**** Recorded data
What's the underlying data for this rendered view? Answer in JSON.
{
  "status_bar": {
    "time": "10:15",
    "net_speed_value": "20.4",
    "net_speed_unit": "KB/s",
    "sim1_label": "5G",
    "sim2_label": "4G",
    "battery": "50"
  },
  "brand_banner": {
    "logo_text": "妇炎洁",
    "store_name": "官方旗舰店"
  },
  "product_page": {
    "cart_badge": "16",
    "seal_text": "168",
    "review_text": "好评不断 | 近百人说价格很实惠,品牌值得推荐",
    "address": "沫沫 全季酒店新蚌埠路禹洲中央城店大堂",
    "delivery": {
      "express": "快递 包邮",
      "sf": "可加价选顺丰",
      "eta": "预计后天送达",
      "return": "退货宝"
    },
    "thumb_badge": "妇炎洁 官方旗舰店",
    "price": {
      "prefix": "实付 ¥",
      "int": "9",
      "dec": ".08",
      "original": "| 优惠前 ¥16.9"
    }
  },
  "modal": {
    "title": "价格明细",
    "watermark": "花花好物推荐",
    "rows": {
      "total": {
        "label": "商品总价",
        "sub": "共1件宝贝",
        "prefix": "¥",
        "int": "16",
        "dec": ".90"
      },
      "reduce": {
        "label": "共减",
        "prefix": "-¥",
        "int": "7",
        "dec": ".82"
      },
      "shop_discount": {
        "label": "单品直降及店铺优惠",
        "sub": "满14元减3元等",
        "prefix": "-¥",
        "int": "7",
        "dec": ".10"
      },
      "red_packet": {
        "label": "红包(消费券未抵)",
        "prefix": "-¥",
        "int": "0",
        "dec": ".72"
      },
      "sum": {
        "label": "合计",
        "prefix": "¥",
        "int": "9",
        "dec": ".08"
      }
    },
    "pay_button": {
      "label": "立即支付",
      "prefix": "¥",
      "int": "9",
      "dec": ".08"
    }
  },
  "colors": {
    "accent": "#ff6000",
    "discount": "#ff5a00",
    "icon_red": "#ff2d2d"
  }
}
********
What the exercise asks: Retype the listing exactly, in full.

Output of the task:
What's the underlying data for this rendered view? Answer in JSON.
{
  "status_bar": {
    "time": "10:15",
    "net_speed_value": "20.4",
    "net_speed_unit": "KB/s",
    "sim1_label": "5G",
    "sim2_label": "4G",
    "battery": "50"
  },
  "brand_banner": {
    "logo_text": "妇炎洁",
    "store_name": "官方旗舰店"
  },
  "product_page": {
    "cart_badge": "16",
    "seal_text": "168",
    "review_text": "好评不断 | 近百人说价格很实惠,品牌值得推荐",
    "address": "沫沫 全季酒店新蚌埠路禹洲中央城店大堂",
    "delivery": {
      "express": "快递 包邮",
      "sf": "可加价选顺丰",
      "eta": "预计后天送达",
      "return": "退货宝"
    },
    "thumb_badge": "妇炎洁 官方旗舰店",
    "price": {
      "prefix": "实付 ¥",
      "int": "9",
      "dec": ".08",
      "original": "| 优惠前 ¥16.9"
    }
  },
  "modal": {
    "title": "价格明细",
    "watermark": "花花好物推荐",
    "rows": {
      "total": {
        "label": "商品总价",
        "sub": "共1件宝贝",
        "prefix": "¥",
        "int": "16",
        "dec": ".90"
      },
      "reduce": {
        "label": "共减",
        "prefix": "-¥",
        "int": "7",
        "dec": ".82"
      },
      "shop_discount": {
        "label": "单品直降及店铺优惠",
        "sub": "满14元减3元等",
        "prefix": "-¥",
        "int": "7",
        "dec": ".10"
      },
      "red_packet": {
        "label": "红包(消费券未抵)",
        "prefix": "-¥",
        "int": "0",
        "dec": ".72"
      },
      "sum": {
        "label": "合计",
        "prefix": "¥",
        "int": "9",
        "dec": ".08"
      }
    },
    "pay_button": {
      "label": "立即支付",
      "prefix": "¥",
      "int": "9",
      "dec": ".08"
    }
  },
  "colors": {
    "accent": "#ff6000",
    "discount": "#ff5a00",
    "icon_red": "#ff2d2d"
  }
}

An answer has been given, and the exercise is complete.